Requirements:
Convert the records, from their first line through the line containing "aggregate-mark [955, 305, 985, 328]", both included, into a numbered list, and omit any blank lines.

═══ Extracted material

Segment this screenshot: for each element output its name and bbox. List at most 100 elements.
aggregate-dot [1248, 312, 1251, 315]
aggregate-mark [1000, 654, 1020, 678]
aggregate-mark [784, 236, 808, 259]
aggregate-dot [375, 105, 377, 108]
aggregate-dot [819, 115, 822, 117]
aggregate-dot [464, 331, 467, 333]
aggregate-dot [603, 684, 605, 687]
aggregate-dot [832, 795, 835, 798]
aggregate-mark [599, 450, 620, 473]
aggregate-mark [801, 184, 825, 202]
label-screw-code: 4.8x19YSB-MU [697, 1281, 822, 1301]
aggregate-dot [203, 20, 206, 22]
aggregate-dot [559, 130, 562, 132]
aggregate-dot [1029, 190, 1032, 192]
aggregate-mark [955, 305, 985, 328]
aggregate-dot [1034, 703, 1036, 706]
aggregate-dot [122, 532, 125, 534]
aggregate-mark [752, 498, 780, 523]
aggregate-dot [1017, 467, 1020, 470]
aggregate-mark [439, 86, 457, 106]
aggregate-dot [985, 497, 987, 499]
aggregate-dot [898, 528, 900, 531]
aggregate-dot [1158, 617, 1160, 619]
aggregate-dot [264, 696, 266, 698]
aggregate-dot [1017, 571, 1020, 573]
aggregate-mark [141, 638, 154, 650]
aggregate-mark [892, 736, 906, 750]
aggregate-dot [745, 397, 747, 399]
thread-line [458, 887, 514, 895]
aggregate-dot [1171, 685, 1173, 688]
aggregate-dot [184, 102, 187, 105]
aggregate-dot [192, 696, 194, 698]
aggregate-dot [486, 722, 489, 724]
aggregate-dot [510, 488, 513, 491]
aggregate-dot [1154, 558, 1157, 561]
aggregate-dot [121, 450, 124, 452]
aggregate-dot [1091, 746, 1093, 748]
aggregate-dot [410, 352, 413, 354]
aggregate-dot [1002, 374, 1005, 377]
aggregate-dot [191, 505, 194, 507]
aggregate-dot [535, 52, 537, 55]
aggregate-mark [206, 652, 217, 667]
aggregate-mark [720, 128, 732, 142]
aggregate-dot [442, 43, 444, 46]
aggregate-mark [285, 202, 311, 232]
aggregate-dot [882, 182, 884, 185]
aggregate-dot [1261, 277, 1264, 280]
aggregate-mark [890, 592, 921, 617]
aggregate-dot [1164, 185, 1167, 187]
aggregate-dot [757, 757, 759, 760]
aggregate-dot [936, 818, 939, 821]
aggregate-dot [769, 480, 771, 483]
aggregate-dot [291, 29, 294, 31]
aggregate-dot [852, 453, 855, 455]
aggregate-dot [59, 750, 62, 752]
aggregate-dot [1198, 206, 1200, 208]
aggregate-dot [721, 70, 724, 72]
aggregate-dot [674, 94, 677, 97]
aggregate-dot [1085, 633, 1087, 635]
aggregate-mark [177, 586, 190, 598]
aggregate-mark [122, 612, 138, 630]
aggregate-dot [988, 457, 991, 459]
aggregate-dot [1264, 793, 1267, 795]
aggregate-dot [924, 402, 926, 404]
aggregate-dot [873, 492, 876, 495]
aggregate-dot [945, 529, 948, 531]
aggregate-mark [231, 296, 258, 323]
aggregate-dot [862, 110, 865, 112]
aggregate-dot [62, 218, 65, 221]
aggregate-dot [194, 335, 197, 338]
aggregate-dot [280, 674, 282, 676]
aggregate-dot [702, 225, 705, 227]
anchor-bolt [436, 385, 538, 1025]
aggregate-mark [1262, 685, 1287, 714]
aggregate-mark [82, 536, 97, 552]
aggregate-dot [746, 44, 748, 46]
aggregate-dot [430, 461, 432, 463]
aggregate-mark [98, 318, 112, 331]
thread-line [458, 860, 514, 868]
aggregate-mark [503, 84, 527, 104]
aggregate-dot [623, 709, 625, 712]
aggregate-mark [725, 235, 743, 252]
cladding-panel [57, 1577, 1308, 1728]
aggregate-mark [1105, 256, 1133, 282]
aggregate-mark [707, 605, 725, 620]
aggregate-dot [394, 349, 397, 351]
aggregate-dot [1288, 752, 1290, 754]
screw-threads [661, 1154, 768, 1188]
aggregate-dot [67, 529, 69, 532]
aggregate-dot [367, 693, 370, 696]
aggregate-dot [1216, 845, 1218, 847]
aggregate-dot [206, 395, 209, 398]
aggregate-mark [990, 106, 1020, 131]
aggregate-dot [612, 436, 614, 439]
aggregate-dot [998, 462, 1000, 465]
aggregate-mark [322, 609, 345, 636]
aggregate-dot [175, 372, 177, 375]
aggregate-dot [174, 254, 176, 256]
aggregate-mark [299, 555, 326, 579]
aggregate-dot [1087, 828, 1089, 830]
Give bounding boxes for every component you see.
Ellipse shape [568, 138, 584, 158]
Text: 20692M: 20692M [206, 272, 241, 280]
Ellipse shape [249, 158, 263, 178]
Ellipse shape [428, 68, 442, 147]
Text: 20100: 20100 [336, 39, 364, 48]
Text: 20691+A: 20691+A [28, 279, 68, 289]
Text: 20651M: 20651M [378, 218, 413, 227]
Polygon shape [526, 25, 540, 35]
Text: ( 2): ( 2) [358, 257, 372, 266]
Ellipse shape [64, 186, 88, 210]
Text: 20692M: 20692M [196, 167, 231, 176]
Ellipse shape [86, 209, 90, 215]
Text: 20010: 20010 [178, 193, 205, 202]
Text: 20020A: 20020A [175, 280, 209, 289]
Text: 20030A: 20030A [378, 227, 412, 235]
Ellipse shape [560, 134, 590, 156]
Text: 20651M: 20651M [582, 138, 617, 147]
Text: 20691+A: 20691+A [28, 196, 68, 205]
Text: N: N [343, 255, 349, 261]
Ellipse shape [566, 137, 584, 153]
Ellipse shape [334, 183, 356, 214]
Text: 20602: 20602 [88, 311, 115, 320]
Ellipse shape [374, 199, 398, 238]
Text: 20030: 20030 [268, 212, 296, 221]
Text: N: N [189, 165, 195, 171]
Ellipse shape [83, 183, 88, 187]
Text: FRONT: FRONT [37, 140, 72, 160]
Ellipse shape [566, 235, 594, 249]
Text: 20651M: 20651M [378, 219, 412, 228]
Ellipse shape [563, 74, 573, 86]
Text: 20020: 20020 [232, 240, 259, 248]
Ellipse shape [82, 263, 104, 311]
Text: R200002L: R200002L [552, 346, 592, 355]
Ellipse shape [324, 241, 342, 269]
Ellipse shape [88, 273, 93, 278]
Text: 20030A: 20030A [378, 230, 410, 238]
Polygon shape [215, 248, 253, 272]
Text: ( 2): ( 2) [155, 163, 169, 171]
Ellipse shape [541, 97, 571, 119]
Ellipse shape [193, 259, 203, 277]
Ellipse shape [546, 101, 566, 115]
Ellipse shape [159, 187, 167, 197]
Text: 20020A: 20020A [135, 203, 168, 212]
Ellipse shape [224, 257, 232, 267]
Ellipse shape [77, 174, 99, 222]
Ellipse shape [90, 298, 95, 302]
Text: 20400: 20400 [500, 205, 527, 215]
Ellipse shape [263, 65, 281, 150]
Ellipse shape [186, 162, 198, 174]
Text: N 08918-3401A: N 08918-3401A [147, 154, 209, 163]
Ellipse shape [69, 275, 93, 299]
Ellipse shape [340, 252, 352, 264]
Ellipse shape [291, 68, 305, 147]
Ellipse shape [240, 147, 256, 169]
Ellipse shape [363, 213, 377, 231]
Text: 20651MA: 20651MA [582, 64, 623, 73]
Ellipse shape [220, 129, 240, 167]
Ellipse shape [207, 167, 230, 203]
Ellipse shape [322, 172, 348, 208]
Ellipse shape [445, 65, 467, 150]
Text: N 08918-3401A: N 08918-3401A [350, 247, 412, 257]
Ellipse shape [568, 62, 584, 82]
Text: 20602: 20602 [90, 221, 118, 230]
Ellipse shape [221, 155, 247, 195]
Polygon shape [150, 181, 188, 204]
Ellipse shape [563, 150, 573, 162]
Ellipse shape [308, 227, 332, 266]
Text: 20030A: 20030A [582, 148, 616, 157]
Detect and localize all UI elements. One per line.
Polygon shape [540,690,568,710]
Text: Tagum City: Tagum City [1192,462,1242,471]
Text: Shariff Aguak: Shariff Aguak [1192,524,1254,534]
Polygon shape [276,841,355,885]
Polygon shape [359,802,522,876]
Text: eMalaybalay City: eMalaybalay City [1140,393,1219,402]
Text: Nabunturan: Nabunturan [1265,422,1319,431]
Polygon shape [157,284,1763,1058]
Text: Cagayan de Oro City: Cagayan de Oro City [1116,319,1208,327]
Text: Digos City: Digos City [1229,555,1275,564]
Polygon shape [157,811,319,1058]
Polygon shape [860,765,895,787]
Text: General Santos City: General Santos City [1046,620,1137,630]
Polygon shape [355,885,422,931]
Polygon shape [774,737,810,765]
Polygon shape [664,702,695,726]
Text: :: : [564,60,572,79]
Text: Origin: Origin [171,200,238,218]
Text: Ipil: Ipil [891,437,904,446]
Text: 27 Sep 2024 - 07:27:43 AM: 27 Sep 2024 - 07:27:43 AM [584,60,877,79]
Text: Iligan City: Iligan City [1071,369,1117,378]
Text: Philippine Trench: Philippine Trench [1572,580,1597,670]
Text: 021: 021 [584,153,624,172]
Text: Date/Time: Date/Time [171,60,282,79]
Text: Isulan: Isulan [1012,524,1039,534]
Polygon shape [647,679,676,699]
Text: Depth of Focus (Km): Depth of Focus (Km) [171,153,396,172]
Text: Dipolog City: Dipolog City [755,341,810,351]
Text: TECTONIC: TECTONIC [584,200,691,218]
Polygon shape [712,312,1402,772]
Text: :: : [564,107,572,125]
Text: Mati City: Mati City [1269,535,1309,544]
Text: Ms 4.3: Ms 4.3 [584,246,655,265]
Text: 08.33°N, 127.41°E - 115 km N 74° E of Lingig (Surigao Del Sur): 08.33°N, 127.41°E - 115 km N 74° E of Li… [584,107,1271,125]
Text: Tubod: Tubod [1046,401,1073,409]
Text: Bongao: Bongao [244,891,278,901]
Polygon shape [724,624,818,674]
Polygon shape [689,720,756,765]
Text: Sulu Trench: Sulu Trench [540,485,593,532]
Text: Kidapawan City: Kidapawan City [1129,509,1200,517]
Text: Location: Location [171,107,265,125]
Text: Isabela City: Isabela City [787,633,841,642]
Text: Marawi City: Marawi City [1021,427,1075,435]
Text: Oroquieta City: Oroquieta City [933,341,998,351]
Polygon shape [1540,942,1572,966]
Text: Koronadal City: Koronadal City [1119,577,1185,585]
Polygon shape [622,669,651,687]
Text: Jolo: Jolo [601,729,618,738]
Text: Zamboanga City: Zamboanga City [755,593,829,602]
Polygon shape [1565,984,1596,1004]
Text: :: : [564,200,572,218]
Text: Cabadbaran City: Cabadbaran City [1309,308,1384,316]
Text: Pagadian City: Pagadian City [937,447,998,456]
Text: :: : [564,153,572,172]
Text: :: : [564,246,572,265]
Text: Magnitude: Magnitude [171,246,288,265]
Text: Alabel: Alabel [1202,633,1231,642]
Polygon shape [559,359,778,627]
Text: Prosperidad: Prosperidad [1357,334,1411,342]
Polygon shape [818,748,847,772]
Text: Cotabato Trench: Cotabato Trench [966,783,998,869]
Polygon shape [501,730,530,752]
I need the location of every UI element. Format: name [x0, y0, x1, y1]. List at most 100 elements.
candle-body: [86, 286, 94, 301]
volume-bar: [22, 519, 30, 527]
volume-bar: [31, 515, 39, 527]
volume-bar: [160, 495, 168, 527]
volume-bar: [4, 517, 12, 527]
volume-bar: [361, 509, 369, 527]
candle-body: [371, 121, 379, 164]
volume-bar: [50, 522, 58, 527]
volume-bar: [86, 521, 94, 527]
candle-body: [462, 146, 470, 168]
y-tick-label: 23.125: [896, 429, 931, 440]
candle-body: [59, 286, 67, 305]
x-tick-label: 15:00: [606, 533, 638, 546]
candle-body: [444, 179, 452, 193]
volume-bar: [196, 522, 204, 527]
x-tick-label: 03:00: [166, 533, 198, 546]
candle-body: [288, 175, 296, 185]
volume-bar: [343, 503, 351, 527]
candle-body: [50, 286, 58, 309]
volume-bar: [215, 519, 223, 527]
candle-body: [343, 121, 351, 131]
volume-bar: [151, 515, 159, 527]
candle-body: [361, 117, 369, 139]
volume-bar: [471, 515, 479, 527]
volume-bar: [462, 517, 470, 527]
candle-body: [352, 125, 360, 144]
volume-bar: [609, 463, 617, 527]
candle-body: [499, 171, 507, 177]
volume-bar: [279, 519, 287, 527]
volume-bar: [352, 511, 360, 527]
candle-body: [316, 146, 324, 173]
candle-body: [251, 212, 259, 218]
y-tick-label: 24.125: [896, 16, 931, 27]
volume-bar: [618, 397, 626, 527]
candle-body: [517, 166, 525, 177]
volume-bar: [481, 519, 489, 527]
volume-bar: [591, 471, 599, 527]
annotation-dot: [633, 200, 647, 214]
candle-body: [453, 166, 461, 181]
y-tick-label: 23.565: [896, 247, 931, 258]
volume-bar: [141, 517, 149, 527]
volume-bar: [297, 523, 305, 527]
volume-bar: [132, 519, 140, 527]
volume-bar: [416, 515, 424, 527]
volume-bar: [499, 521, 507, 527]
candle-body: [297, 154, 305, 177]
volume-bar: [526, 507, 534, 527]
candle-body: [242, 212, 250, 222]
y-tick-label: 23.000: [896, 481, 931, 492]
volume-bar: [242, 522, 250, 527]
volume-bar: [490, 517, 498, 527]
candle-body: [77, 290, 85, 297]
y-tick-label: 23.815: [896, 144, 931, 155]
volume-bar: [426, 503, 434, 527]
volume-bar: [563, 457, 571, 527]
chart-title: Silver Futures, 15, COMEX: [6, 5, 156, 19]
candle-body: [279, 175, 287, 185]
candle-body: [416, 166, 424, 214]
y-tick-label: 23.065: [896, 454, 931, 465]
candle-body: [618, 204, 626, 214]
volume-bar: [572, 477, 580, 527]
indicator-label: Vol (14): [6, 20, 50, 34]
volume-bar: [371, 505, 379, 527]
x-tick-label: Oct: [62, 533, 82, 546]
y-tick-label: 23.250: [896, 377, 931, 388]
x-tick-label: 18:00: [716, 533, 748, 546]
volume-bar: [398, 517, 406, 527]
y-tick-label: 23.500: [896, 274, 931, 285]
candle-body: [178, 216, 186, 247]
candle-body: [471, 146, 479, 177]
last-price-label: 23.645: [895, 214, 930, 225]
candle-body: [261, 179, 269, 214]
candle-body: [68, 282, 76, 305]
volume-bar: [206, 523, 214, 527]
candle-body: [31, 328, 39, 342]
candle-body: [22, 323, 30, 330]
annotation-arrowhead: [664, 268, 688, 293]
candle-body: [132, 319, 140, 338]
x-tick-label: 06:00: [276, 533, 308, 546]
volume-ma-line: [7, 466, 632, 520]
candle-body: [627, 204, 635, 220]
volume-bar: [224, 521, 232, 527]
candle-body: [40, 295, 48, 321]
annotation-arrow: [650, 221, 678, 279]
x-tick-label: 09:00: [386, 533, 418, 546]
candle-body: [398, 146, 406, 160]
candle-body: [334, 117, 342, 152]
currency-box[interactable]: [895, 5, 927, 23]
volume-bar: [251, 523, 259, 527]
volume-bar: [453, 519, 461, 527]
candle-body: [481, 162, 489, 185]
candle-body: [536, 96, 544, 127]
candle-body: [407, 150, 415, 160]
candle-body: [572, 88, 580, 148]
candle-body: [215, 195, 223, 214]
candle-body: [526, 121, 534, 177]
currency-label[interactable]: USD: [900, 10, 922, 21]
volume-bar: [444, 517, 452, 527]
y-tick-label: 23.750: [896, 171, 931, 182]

══════

Solution below:
1. Segment this screenshot: for each element output its name and bbox. List at most 100 elements.
2. aggregate-dot [1248, 312, 1251, 315]
3. aggregate-mark [1000, 654, 1020, 678]
4. aggregate-mark [784, 236, 808, 259]
5. aggregate-dot [375, 105, 377, 108]
6. aggregate-dot [819, 115, 822, 117]
7. aggregate-dot [464, 331, 467, 333]
8. aggregate-dot [603, 684, 605, 687]
9. aggregate-dot [832, 795, 835, 798]
10. aggregate-mark [599, 450, 620, 473]
11. aggregate-mark [801, 184, 825, 202]
12. label-screw-code: 4.8x19YSB-MU [697, 1281, 822, 1301]
13. aggregate-dot [203, 20, 206, 22]
14. aggregate-dot [559, 130, 562, 132]
15. aggregate-dot [1029, 190, 1032, 192]
16. aggregate-mark [955, 305, 985, 328]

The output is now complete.